◆ **REQUIREMENT**
Return each line in the records below that contains the word "name", copied in full.

◆ **DATA SECTION**
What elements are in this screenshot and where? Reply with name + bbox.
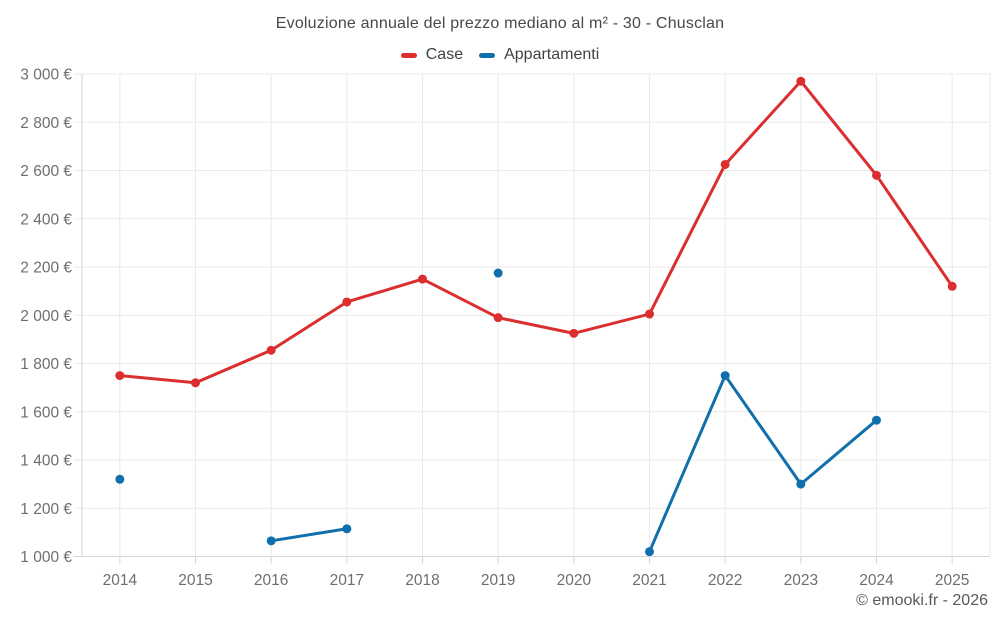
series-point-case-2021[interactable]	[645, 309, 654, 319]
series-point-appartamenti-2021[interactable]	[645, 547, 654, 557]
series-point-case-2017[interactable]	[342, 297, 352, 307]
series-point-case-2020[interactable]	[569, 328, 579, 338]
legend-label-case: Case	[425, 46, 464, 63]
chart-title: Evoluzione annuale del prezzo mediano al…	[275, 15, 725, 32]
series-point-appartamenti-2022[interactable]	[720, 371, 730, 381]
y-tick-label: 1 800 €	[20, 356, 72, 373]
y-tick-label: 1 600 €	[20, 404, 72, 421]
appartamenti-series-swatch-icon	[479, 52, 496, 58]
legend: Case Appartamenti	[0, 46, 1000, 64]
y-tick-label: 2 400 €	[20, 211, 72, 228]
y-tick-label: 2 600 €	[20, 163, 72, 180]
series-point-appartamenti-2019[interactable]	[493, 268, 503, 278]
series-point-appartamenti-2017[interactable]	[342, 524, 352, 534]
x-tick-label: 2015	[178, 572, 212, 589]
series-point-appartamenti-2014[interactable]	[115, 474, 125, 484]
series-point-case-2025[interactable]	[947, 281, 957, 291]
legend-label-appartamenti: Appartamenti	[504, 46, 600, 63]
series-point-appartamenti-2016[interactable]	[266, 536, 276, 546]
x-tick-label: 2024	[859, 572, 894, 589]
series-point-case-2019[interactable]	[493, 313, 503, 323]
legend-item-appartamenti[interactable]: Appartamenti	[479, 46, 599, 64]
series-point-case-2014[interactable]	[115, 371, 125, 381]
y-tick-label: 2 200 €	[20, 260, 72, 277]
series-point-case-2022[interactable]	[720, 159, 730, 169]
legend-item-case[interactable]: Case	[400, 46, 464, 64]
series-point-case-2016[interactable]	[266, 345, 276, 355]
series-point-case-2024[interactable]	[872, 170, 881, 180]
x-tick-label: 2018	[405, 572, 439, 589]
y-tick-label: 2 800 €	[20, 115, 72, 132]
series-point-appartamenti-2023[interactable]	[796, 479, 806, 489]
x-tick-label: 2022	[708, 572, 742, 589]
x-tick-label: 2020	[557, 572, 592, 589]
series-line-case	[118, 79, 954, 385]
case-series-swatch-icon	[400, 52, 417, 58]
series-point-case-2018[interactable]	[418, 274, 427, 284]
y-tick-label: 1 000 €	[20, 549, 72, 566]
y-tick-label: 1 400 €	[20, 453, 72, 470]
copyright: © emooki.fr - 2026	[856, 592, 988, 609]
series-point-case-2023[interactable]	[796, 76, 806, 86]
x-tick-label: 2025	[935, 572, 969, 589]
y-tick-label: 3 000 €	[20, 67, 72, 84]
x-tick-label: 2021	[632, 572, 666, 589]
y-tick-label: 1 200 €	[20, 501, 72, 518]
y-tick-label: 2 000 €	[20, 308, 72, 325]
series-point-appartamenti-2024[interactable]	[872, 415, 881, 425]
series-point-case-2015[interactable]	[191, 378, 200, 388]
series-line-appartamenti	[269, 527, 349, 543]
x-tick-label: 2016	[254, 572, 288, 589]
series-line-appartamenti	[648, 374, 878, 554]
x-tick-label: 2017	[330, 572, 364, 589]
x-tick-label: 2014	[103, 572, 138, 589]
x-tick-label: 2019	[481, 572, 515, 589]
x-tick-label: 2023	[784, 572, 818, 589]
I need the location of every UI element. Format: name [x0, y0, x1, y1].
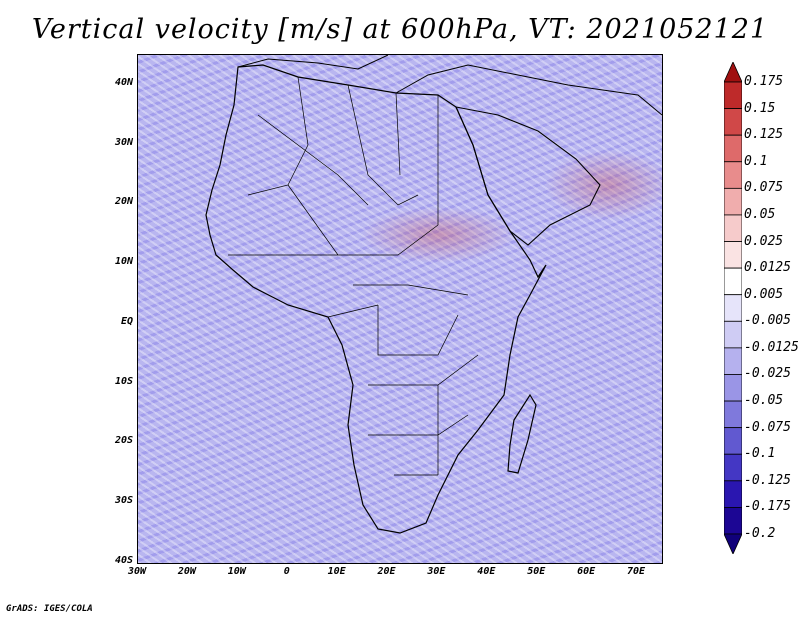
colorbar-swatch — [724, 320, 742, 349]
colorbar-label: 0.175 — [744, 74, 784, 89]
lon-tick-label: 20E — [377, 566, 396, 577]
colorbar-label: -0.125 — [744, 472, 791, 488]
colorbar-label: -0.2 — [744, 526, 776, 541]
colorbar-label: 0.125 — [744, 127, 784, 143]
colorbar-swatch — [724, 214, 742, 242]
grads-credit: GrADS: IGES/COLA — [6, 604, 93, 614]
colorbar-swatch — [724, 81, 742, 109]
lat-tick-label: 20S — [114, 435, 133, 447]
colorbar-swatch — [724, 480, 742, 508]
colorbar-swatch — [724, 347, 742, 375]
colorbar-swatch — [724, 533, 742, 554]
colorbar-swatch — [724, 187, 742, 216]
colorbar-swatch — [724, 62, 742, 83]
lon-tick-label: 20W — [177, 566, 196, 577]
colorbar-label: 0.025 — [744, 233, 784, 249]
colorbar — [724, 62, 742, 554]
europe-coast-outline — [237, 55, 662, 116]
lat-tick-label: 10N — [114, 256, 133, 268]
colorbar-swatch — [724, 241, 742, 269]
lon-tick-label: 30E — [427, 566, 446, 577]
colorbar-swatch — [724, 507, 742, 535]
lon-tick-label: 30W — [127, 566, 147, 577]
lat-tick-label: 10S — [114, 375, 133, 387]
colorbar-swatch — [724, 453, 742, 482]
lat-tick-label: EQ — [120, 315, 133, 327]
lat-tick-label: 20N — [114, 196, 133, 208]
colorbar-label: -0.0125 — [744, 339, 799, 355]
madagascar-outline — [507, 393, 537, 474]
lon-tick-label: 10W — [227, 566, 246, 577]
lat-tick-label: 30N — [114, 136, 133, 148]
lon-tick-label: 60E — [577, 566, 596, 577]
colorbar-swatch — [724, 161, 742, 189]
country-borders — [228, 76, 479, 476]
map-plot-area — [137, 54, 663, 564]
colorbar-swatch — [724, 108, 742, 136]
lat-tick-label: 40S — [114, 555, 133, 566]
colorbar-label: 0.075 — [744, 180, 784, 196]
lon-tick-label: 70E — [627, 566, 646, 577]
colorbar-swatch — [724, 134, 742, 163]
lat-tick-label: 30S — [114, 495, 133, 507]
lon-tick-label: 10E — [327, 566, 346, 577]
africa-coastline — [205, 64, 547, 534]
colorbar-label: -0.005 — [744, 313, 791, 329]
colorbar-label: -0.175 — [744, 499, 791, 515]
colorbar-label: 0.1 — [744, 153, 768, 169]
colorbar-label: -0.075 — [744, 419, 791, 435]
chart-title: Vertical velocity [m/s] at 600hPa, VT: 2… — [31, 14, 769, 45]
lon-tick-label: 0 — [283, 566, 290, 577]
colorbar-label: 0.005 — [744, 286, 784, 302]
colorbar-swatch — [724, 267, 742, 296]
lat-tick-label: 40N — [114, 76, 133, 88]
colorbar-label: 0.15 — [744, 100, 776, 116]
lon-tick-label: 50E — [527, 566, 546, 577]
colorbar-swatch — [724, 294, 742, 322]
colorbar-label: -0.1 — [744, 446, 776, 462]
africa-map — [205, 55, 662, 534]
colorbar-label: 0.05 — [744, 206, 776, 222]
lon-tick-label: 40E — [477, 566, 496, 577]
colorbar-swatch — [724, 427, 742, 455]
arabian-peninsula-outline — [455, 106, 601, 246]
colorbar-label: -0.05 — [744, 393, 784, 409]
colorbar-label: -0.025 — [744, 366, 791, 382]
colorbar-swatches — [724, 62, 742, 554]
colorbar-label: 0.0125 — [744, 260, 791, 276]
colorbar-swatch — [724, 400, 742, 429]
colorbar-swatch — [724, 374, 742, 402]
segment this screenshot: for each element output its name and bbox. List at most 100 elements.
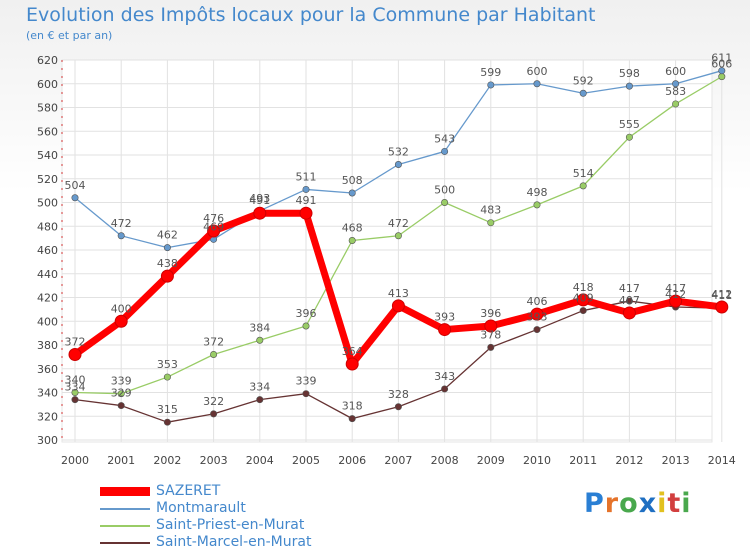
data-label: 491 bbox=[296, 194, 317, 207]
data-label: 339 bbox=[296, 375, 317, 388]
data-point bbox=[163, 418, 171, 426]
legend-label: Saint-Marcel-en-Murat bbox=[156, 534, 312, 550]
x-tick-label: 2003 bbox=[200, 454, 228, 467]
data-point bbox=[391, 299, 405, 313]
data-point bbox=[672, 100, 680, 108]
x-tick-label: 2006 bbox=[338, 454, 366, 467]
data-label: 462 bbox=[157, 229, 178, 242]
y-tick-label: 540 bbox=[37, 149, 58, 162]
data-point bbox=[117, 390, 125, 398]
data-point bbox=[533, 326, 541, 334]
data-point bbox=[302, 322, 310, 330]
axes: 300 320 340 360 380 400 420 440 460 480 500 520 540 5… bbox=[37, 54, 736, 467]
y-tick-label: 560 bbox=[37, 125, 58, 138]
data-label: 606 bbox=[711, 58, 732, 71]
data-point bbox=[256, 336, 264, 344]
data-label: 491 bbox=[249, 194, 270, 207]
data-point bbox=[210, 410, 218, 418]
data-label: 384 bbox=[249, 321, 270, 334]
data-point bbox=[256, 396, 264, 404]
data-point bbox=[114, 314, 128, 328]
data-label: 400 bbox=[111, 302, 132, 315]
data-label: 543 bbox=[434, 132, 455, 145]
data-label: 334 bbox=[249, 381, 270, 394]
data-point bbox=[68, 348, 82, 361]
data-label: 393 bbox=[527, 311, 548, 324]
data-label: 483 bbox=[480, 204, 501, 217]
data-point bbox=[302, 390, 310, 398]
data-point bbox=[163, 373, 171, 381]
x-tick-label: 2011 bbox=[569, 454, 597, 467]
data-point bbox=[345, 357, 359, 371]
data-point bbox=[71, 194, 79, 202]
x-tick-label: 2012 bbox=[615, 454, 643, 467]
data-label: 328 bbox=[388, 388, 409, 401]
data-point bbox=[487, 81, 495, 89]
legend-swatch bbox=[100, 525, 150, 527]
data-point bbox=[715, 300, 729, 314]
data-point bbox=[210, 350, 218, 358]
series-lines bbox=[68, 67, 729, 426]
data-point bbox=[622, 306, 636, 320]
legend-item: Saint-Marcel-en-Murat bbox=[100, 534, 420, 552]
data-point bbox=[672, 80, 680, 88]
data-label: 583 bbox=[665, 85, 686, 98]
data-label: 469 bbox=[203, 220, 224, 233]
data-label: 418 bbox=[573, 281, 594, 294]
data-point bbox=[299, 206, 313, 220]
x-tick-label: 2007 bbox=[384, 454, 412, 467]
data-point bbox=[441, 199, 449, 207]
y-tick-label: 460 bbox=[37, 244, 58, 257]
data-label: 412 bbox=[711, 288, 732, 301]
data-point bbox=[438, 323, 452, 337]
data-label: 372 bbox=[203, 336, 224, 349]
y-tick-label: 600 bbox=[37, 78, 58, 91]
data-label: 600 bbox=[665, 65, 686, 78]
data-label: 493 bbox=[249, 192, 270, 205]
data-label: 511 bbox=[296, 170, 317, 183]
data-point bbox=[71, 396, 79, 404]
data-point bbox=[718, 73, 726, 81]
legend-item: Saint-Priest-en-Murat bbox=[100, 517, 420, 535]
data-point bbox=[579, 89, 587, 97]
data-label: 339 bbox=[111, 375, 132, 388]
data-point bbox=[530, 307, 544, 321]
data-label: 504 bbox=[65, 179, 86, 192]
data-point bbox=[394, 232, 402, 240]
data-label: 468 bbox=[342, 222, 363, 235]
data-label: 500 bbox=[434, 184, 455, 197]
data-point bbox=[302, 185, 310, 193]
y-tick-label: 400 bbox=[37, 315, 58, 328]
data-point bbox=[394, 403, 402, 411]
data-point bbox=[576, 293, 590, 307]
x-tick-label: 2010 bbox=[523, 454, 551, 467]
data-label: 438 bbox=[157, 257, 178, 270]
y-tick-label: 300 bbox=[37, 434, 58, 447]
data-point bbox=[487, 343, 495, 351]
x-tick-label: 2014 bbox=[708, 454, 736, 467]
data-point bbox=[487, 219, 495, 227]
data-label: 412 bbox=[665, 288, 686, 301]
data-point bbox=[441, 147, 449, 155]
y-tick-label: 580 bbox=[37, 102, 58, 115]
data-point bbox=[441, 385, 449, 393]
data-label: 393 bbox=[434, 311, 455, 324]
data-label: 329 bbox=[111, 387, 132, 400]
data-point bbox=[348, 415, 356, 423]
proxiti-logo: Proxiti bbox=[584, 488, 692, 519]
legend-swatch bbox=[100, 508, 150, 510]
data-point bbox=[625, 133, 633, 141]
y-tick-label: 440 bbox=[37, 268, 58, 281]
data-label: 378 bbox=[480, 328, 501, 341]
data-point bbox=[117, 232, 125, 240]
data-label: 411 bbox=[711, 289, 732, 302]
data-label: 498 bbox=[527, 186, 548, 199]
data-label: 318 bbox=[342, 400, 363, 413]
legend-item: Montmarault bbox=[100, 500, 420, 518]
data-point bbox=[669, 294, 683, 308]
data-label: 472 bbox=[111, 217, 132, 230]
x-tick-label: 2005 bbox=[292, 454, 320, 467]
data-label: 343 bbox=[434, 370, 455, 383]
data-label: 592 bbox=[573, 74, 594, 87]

◆ **EXERCISE OUTPUT**
What elements are in this screenshot and where? Reply with name + bbox.
I need the location of every UI element. Format: name [x0, y0, x1, y1].
segment this screenshot: for each element output its name and bbox. List at most 100 elements.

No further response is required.